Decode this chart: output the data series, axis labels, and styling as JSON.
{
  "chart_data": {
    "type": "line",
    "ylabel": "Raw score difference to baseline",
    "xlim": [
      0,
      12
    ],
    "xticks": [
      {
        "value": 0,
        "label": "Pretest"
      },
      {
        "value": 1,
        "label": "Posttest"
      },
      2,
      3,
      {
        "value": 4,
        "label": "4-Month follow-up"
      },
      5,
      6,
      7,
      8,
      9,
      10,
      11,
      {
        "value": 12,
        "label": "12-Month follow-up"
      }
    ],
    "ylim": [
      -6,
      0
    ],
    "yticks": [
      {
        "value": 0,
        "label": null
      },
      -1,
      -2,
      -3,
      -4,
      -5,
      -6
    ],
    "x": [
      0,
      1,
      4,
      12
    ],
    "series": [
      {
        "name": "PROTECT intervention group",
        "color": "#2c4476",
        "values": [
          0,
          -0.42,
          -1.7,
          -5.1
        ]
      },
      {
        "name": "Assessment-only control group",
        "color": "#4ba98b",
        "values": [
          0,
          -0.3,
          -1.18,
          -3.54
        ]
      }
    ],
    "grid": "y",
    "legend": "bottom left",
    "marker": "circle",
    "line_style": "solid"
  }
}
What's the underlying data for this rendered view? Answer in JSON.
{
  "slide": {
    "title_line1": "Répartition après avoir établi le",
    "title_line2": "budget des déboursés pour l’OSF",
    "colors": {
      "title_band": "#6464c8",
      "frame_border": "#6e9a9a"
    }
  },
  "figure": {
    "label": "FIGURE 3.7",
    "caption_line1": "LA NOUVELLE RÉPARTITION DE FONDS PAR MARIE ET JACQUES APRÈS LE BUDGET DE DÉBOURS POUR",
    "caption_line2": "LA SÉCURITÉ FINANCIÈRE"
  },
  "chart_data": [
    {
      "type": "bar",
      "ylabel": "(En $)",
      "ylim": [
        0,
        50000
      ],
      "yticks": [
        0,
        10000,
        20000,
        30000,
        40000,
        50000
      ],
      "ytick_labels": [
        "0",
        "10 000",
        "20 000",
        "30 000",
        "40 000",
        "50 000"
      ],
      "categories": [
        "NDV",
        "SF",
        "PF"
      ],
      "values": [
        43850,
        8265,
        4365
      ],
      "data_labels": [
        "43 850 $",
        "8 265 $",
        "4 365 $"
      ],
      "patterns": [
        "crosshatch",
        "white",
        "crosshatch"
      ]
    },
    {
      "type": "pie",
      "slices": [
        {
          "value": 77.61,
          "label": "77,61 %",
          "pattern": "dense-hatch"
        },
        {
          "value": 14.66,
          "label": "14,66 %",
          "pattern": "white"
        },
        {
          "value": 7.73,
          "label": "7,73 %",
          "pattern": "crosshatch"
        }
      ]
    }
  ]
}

■ ■ ■ ■ ■ ■ ■

Pick out the lines containing the word "ylabel" and show them.

    "ylabel": "Raw score difference to baseline",
      "ylabel": "(En $)",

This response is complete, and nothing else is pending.